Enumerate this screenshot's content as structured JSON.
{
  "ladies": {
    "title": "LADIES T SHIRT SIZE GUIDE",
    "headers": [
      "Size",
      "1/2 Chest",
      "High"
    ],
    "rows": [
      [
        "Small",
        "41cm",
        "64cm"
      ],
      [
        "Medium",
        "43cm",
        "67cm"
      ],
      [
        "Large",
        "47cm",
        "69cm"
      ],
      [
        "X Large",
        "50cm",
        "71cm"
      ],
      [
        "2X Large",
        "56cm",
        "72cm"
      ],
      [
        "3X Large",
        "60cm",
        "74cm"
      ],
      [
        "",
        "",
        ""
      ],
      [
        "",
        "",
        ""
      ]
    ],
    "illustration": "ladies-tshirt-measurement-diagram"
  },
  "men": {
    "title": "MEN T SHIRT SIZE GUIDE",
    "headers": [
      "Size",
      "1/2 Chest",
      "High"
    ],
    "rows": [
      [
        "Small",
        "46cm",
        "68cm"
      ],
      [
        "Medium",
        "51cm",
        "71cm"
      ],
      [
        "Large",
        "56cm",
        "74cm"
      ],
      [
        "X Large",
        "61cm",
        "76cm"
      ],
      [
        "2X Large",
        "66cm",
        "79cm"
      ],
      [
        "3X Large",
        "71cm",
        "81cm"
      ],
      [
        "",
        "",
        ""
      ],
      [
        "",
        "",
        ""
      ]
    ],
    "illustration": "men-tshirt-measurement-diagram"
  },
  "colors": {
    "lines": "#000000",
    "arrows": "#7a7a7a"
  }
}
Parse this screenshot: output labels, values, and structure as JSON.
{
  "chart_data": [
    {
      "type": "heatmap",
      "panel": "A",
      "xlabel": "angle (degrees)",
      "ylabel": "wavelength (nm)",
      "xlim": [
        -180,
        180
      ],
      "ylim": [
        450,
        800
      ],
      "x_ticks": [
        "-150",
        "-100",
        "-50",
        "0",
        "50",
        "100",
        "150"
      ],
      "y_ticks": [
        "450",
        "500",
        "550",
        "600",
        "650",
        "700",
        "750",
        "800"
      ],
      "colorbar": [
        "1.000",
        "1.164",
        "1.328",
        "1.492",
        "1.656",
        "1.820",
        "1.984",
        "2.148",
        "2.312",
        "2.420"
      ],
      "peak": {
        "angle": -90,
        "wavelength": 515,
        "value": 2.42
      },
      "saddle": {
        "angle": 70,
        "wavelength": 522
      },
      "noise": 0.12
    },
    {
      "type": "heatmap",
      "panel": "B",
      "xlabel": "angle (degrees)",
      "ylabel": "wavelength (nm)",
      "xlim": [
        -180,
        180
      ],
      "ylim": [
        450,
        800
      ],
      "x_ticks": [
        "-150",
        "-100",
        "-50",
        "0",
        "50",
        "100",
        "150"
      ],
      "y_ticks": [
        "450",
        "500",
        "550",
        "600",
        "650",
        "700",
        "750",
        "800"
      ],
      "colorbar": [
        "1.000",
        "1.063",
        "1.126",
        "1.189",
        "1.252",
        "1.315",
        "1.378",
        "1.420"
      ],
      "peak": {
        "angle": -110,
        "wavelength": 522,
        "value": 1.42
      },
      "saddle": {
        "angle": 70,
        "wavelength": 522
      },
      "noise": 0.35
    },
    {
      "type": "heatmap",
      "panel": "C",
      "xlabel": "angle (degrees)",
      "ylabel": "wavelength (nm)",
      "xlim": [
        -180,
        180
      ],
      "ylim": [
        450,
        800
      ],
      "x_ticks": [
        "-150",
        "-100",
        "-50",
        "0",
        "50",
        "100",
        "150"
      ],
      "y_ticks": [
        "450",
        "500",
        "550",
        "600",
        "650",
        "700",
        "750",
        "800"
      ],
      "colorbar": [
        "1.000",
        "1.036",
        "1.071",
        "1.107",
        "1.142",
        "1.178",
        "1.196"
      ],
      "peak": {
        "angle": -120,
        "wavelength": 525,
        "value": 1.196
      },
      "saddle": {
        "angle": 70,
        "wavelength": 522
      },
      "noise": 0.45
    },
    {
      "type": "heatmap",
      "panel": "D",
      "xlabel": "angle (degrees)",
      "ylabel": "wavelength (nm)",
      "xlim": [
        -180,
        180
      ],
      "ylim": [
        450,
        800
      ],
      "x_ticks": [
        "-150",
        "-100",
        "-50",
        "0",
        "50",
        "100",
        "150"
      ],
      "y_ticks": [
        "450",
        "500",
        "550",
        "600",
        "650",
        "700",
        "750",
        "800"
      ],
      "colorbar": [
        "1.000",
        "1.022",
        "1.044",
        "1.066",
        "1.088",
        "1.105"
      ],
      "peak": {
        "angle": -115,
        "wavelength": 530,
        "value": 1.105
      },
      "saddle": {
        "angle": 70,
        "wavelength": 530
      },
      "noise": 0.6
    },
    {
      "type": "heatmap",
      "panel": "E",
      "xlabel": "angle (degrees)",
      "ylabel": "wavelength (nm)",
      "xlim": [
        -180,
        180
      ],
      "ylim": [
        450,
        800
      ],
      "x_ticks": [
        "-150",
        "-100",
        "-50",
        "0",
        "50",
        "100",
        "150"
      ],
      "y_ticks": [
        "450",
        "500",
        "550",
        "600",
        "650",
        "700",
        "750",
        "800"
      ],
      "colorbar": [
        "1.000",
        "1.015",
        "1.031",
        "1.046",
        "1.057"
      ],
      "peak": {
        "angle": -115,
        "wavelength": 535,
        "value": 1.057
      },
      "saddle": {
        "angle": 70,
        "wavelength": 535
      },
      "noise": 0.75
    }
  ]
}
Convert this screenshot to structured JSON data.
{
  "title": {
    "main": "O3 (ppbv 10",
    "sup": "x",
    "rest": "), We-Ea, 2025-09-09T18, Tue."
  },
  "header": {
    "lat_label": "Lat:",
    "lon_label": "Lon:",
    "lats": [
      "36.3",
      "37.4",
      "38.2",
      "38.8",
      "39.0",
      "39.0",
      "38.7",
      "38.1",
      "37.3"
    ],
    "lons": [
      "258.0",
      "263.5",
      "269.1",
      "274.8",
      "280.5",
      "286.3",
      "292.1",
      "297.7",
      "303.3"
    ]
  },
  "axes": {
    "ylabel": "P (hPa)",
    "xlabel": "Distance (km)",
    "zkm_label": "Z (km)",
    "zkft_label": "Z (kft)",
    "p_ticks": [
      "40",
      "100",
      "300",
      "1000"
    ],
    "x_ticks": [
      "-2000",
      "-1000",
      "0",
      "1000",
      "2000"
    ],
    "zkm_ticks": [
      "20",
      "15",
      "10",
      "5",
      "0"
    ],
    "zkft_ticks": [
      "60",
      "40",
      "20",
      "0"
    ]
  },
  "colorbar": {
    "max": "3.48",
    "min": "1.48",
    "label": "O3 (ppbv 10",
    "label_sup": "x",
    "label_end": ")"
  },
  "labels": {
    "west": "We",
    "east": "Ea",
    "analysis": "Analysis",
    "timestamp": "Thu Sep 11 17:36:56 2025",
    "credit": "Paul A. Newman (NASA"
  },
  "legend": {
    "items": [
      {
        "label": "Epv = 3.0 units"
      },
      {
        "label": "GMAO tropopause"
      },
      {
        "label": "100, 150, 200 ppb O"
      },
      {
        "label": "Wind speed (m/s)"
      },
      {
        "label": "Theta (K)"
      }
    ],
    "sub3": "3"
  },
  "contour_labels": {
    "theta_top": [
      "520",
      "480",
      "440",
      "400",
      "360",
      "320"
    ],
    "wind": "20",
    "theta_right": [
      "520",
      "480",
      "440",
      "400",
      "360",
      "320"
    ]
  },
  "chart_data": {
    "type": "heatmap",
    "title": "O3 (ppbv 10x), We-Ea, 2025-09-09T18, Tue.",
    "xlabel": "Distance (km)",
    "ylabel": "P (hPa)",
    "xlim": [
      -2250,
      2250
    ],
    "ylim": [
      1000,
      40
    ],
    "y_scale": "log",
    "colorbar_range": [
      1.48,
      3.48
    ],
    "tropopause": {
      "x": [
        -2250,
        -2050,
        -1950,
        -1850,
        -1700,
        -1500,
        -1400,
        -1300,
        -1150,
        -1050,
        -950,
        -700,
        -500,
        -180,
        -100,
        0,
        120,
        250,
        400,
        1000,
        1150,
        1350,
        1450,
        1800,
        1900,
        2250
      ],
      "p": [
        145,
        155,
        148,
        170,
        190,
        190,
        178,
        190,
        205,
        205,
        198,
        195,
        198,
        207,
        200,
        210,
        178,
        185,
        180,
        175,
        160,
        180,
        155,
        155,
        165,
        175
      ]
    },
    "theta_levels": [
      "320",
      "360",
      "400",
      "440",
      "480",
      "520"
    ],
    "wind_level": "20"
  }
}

Requirement: Take each line containing the string "this" and copy it out.

Completed exercise:
Enumerate this screenshot's content as structured JSON.
Parse this screenshot: output labels, values, and structure as JSON.
Convert this screenshot to structured JSON data.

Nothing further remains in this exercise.